English: Jules Bastien-Lepage, Achilles and Priam
English: Jules Bastien-Lepage, Achilles and Priam (Photo credit: Wikipedia)

I'm trying to follow Oswald's sequence here.  

In Homer, Hector kills Epeigeus as he's about to strip the corpse of Sarpedon, and crushes his skull with a big rock and he falls dead on the corpse.  He was a prince in Budeion, until he "stripped the corpse" of a cousin, and was sent off as a suppliant to Peleus, and then to Troy, and then died as he stripped the corpse of Sarpedon,or tried to, on the battlefield.  So his life story, in Homer, begins and ends with two corpse-strippings; one successful, one attempted.

Oswald charts this as changes - Epeigeus went from well-regarded prince to runaway, beggar, soldier, and corpse.  And then she uses the astonishing simile used of Priam when he kisses Achilles' bloody hands, and everyone was as astonished to see him, 

"as when strong folly (ἄτη) takes a man, who in his fatherland
having killed someone leaves to the country of others
into (the house) of a rich man, and wonder holds those looking at him,
so Achilles was astonished seeing Priam, like a god".

[Region and label listings]
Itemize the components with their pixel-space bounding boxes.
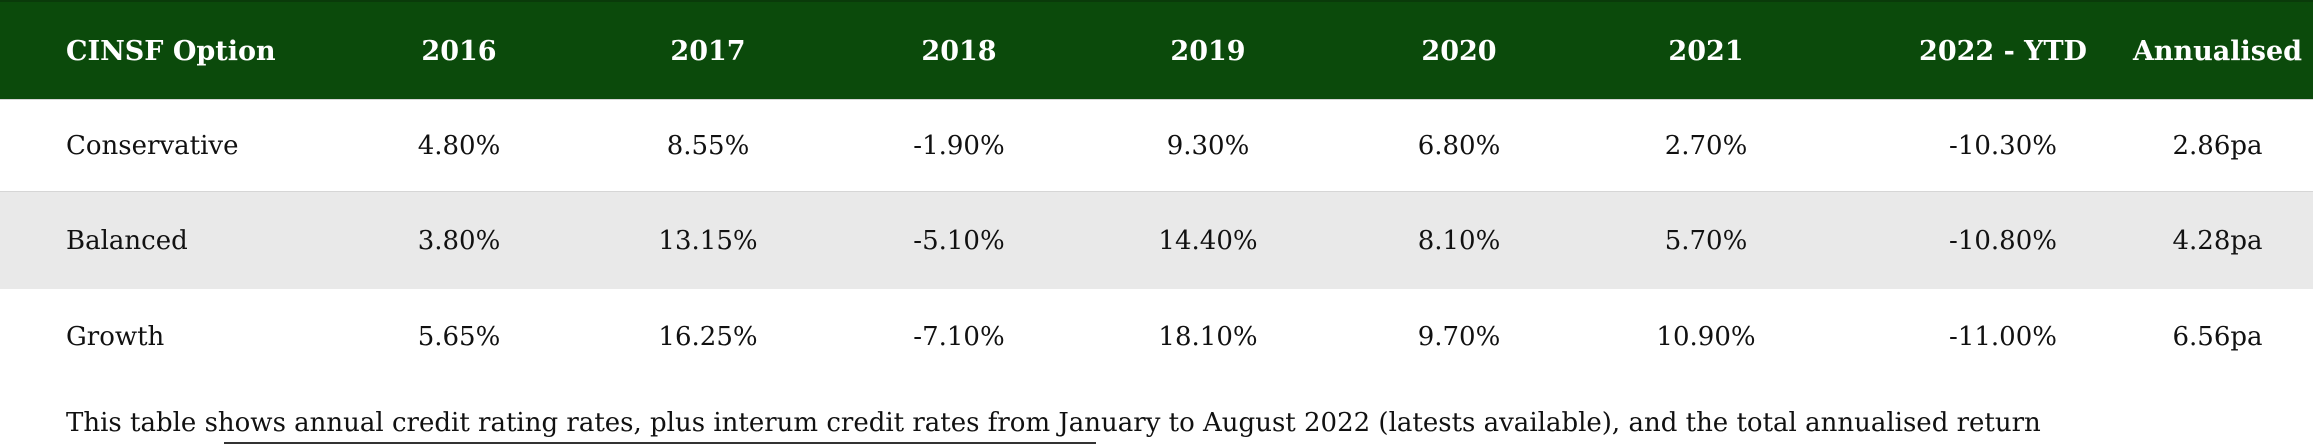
table-cell: 5.65% xyxy=(417,321,501,352)
header-cinsf-option: CINSF Option xyxy=(66,36,276,67)
table-cell: -10.80% xyxy=(1949,226,2057,256)
table-cell: 4.28pa xyxy=(2172,226,2263,256)
table-header-row: CINSF Option 2016 2017 2018 2019 2020 20… xyxy=(0,0,2313,101)
table-cell: 2.86pa xyxy=(2172,131,2263,161)
table-cell: -11.00% xyxy=(1949,321,2057,352)
header-2021: 2021 xyxy=(1668,36,1744,67)
table-cell: -7.10% xyxy=(913,321,1005,352)
table-row: Growth 5.65% 16.25% -7.10% 18.10% 9.70% … xyxy=(0,289,2313,384)
table-cell: -1.90% xyxy=(913,131,1005,161)
table-caption: This table shows annual credit rating ra… xyxy=(66,408,2041,438)
table-cell: 4.80% xyxy=(417,131,501,161)
caption-underline xyxy=(224,442,1096,444)
header-2018: 2018 xyxy=(921,36,997,67)
table-cell: 2.70% xyxy=(1664,131,1748,161)
table-cell: 14.40% xyxy=(1158,226,1258,256)
table-cell: -5.10% xyxy=(913,226,1005,256)
row-label-balanced: Balanced xyxy=(66,226,188,256)
table-cell: 16.25% xyxy=(658,321,758,352)
table-cell: 9.30% xyxy=(1166,131,1250,161)
header-2019: 2019 xyxy=(1170,36,1246,67)
table-cell: 5.70% xyxy=(1664,226,1748,256)
table-cell: 9.70% xyxy=(1417,321,1501,352)
table-cell: 6.80% xyxy=(1417,131,1501,161)
table-cell: 3.80% xyxy=(417,226,501,256)
table-row: Balanced 3.80% 13.15% -5.10% 14.40% 8.10… xyxy=(0,191,2313,291)
table-cell: 8.55% xyxy=(666,131,750,161)
header-2020: 2020 xyxy=(1421,36,1497,67)
table-row: Conservative 4.80% 8.55% -1.90% 9.30% 6.… xyxy=(0,99,2313,192)
header-annualised: Annualised xyxy=(2132,36,2303,67)
table-cell: 8.10% xyxy=(1417,226,1501,256)
header-2017: 2017 xyxy=(670,36,746,67)
table-cell: -10.30% xyxy=(1949,131,2057,161)
table-cell: 10.90% xyxy=(1656,321,1756,352)
row-label-conservative: Conservative xyxy=(66,131,239,161)
header-2022-ytd: 2022 - YTD xyxy=(1919,36,2087,67)
table-cell: 18.10% xyxy=(1158,321,1258,352)
header-2016: 2016 xyxy=(421,36,497,67)
table-cell: 13.15% xyxy=(658,226,758,256)
row-label-growth: Growth xyxy=(66,321,165,352)
table-cell: 6.56pa xyxy=(2172,321,2263,352)
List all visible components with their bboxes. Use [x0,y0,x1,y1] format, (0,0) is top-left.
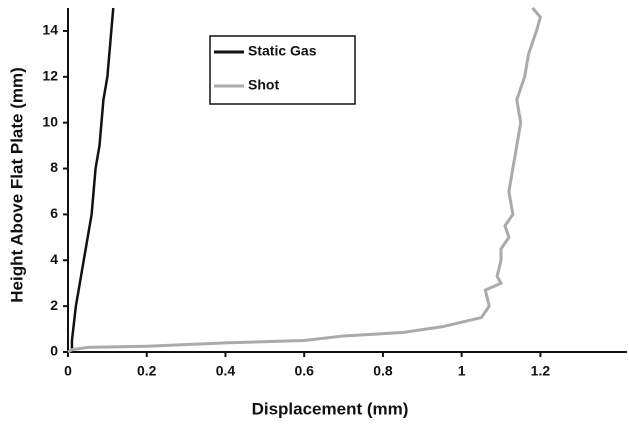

_BRIEF_. In the text about Epeigeus, where was he a prince before he was sent off as a suppliant? The data above has no connection to the text about Epeigeus.

_THE REPLY_. Budeion